▶ [Written problem]: Your task is to repeat the lines below exactly, excluding any pictures they contain.

▶ [Provided entries]:
○ ○ ○ ○ ○
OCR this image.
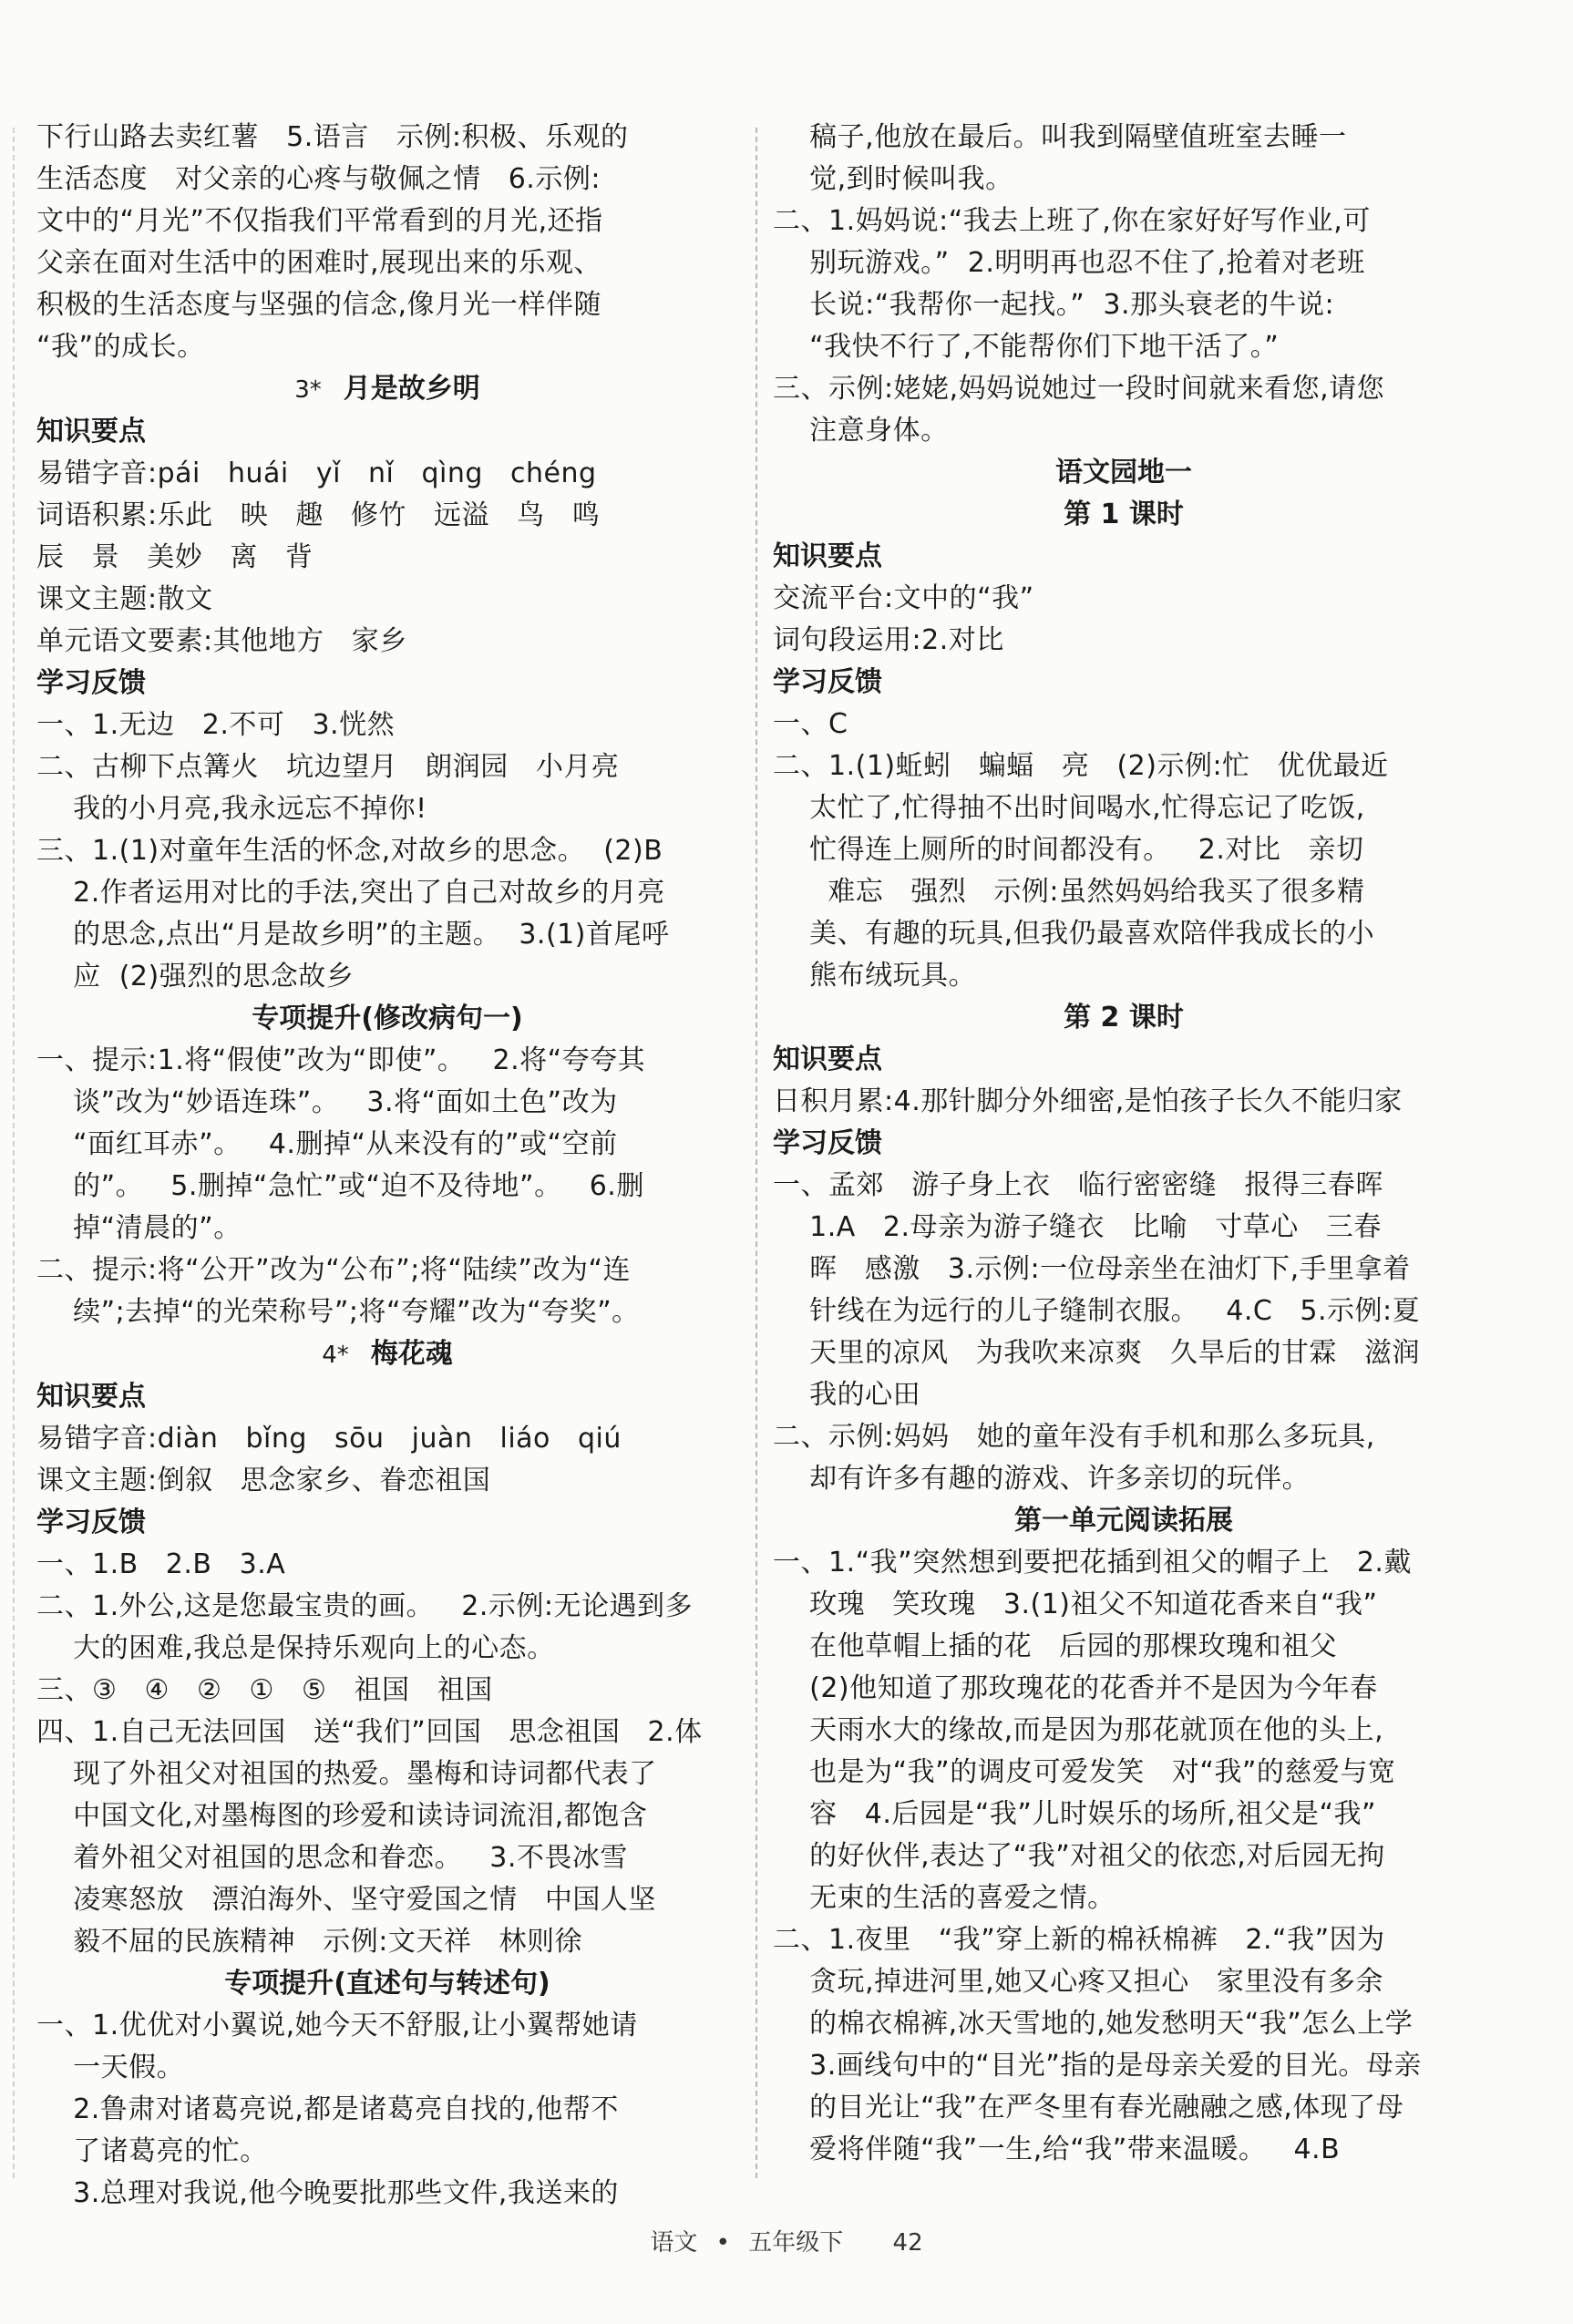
下行山路去卖红薯   5.语言   示例:积极、乐观的
生活态度   对父亲的心疼与敬佩之情   6.示例:
文中的“月光”不仅指我们平常看到的月光,还指
父亲在面对生活中的困难时,展现出来的乐观、
积极的生活态度与坚强的信念,像月光一样伴随
“我”的成长。
3* 月是故乡明
知识要点
易错字音:pái   huái   yǐ   nǐ   qìng   chéng
词语积累:乐此   映   趣   修竹   远溢   鸟   鸣
辰   景   美妙   离   背
课文主题:散文
单元语文要素:其他地方   家乡
学习反馈
一、1.无边   2.不可   3.恍然
二、古柳下点篝火   坑边望月   朗润园   小月亮
我的小月亮,我永远忘不掉你!
三、1.(1)对童年生活的怀念,对故乡的思念。  (2)B
2.作者运用对比的手法,突出了自己对故乡的月亮
的思念,点出“月是故乡明”的主题。  3.(1)首尾呼
应  (2)强烈的思念故乡
专项提升(修改病句一)
一、提示:1.将“假使”改为“即使”。   2.将“夸夸其
谈”改为“妙语连珠”。   3.将“面如土色”改为
“面红耳赤”。   4.删掉“从来没有的”或“空前
的”。   5.删掉“急忙”或“迫不及待地”。   6.删
掉“清晨的”。
二、提示:将“公开”改为“公布”;将“陆续”改为“连
续”;去掉“的光荣称号”;将“夸耀”改为“夸奖”。
4* 梅花魂
知识要点
易错字音:diàn   bǐng   sōu   juàn   liáo   qiú
课文主题:倒叙   思念家乡、眷恋祖国
学习反馈
一、1.B   2.B   3.A
二、1.外公,这是您最宝贵的画。   2.示例:无论遇到多
大的困难,我总是保持乐观向上的心态。
三、③   ④   ②   ①   ⑤   祖国   祖国
四、1.自己无法回国   送“我们”回国   思念祖国   2.体
现了外祖父对祖国的热爱。墨梅和诗词都代表了
中国文化,对墨梅图的珍爱和读诗词流泪,都饱含
着外祖父对祖国的思念和眷恋。   3.不畏冰雪
凌寒怒放   漂泊海外、坚守爱国之情   中国人坚
毅不屈的民族精神   示例:文天祥   林则徐
专项提升(直述句与转述句)
一、1.优优对小翼说,她今天不舒服,让小翼帮她请
一天假。
2.鲁肃对诸葛亮说,都是诸葛亮自找的,他帮不
了诸葛亮的忙。
3.总理对我说,他今晚要批那些文件,我送来的
稿子,他放在最后。叫我到隔壁值班室去睡一
觉,到时候叫我。
二、1.妈妈说:“我去上班了,你在家好好写作业,可
别玩游戏。”  2.明明再也忍不住了,抢着对老班
长说:“我帮你一起找。”  3.那头衰老的牛说:
“我快不行了,不能帮你们下地干活了。”
三、示例:姥姥,妈妈说她过一段时间就来看您,请您
注意身体。
语文园地一
第 1 课时
知识要点
交流平台:文中的“我”
词句段运用:2.对比
学习反馈
一、C
二、1.(1)蚯蚓   蝙蝠   亮   (2)示例:忙   优优最近
太忙了,忙得抽不出时间喝水,忙得忘记了吃饭,
忙得连上厕所的时间都没有。   2.对比   亲切
难忘   强烈   示例:虽然妈妈给我买了很多精
美、有趣的玩具,但我仍最喜欢陪伴我成长的小
熊布绒玩具。
第 2 课时
知识要点
日积月累:4.那针脚分外细密,是怕孩子长久不能归家
学习反馈
一、孟郊   游子身上衣   临行密密缝   报得三春晖
1.A   2.母亲为游子缝衣   比喻   寸草心   三春
晖   感激   3.示例:一位母亲坐在油灯下,手里拿着
针线在为远行的儿子缝制衣服。   4.C   5.示例:夏
天里的凉风   为我吹来凉爽   久旱后的甘霖   滋润
我的心田
二、示例:妈妈   她的童年没有手机和那么多玩具,
却有许多有趣的游戏、许多亲切的玩伴。
第一单元阅读拓展
一、1.“我”突然想到要把花插到祖父的帽子上   2.戴
玫瑰   笑玫瑰   3.(1)祖父不知道花香来自“我”
在他草帽上插的花   后园的那棵玫瑰和祖父
(2)他知道了那玫瑰花的花香并不是因为今年春
天雨水大的缘故,而是因为那花就顶在他的头上,
也是为“我”的调皮可爱发笑   对“我”的慈爱与宽
容   4.后园是“我”儿时娱乐的场所,祖父是“我”
的好伙伴,表达了“我”对祖父的依恋,对后园无拘
无束的生活的喜爱之情。
二、1.夜里   “我”穿上新的棉袄棉裤   2.“我”因为
贪玩,掉进河里,她又心疼又担心   家里没有多余
的棉衣棉裤,冰天雪地的,她发愁明天“我”怎么上学
3.画线句中的“目光”指的是母亲关爱的目光。母亲
的目光让“我”在严冬里有春光融融之感,体现了母
爱将伴随“我”一生,给“我”带来温暖。   4.B
语文 • 五年级下 42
○ ○ ○ ○ ○
▶ [Complete output]:
OCR this image.
下行山路去卖红薯   5.语言   示例:积极、乐观的
生活态度   对父亲的心疼与敬佩之情   6.示例:
文中的“月光”不仅指我们平常看到的月光,还指
父亲在面对生活中的困难时,展现出来的乐观、
积极的生活态度与坚强的信念,像月光一样伴随
“我”的成长。
3* 月是故乡明
知识要点
易错字音:pái   huái   yǐ   nǐ   qìng   chéng
词语积累:乐此   映   趣   修竹   远溢   鸟   鸣
辰   景   美妙   离   背
课文主题:散文
单元语文要素:其他地方   家乡
学习反馈
一、1.无边   2.不可   3.恍然
二、古柳下点篝火   坑边望月   朗润园   小月亮
我的小月亮,我永远忘不掉你!
三、1.(1)对童年生活的怀念,对故乡的思念。  (2)B
2.作者运用对比的手法,突出了自己对故乡的月亮
的思念,点出“月是故乡明”的主题。  3.(1)首尾呼
应  (2)强烈的思念故乡
专项提升(修改病句一)
一、提示:1.将“假使”改为“即使”。   2.将“夸夸其
谈”改为“妙语连珠”。   3.将“面如土色”改为
“面红耳赤”。   4.删掉“从来没有的”或“空前
的”。   5.删掉“急忙”或“迫不及待地”。   6.删
掉“清晨的”。
二、提示:将“公开”改为“公布”;将“陆续”改为“连
续”;去掉“的光荣称号”;将“夸耀”改为“夸奖”。
4* 梅花魂
知识要点
易错字音:diàn   bǐng   sōu   juàn   liáo   qiú
课文主题:倒叙   思念家乡、眷恋祖国
学习反馈
一、1.B   2.B   3.A
二、1.外公,这是您最宝贵的画。   2.示例:无论遇到多
大的困难,我总是保持乐观向上的心态。
三、③   ④   ②   ①   ⑤   祖国   祖国
四、1.自己无法回国   送“我们”回国   思念祖国   2.体
现了外祖父对祖国的热爱。墨梅和诗词都代表了
中国文化,对墨梅图的珍爱和读诗词流泪,都饱含
着外祖父对祖国的思念和眷恋。   3.不畏冰雪
凌寒怒放   漂泊海外、坚守爱国之情   中国人坚
毅不屈的民族精神   示例:文天祥   林则徐
专项提升(直述句与转述句)
一、1.优优对小翼说,她今天不舒服,让小翼帮她请
一天假。
2.鲁肃对诸葛亮说,都是诸葛亮自找的,他帮不
了诸葛亮的忙。
3.总理对我说,他今晚要批那些文件,我送来的
稿子,他放在最后。叫我到隔壁值班室去睡一
觉,到时候叫我。
二、1.妈妈说:“我去上班了,你在家好好写作业,可
别玩游戏。”  2.明明再也忍不住了,抢着对老班
长说:“我帮你一起找。”  3.那头衰老的牛说:
“我快不行了,不能帮你们下地干活了。”
三、示例:姥姥,妈妈说她过一段时间就来看您,请您
注意身体。
语文园地一
第 1 课时
知识要点
交流平台:文中的“我”
词句段运用:2.对比
学习反馈
一、C
二、1.(1)蚯蚓   蝙蝠   亮   (2)示例:忙   优优最近
太忙了,忙得抽不出时间喝水,忙得忘记了吃饭,
忙得连上厕所的时间都没有。   2.对比   亲切
难忘   强烈   示例:虽然妈妈给我买了很多精
美、有趣的玩具,但我仍最喜欢陪伴我成长的小
熊布绒玩具。
第 2 课时
知识要点
日积月累:4.那针脚分外细密,是怕孩子长久不能归家
学习反馈
一、孟郊   游子身上衣   临行密密缝   报得三春晖
1.A   2.母亲为游子缝衣   比喻   寸草心   三春
晖   感激   3.示例:一位母亲坐在油灯下,手里拿着
针线在为远行的儿子缝制衣服。   4.C   5.示例:夏
天里的凉风   为我吹来凉爽   久旱后的甘霖   滋润
我的心田
二、示例:妈妈   她的童年没有手机和那么多玩具,
却有许多有趣的游戏、许多亲切的玩伴。
第一单元阅读拓展
一、1.“我”突然想到要把花插到祖父的帽子上   2.戴
玫瑰   笑玫瑰   3.(1)祖父不知道花香来自“我”
在他草帽上插的花   后园的那棵玫瑰和祖父
(2)他知道了那玫瑰花的花香并不是因为今年春
天雨水大的缘故,而是因为那花就顶在他的头上,
也是为“我”的调皮可爱发笑   对“我”的慈爱与宽
容   4.后园是“我”儿时娱乐的场所,祖父是“我”
的好伙伴,表达了“我”对祖父的依恋,对后园无拘
无束的生活的喜爱之情。
二、1.夜里   “我”穿上新的棉袄棉裤   2.“我”因为
贪玩,掉进河里,她又心疼又担心   家里没有多余
的棉衣棉裤,冰天雪地的,她发愁明天“我”怎么上学
3.画线句中的“目光”指的是母亲关爱的目光。母亲
的目光让“我”在严冬里有春光融融之感,体现了母
爱将伴随“我”一生,给“我”带来温暖。   4.B
语文 • 五年级下 42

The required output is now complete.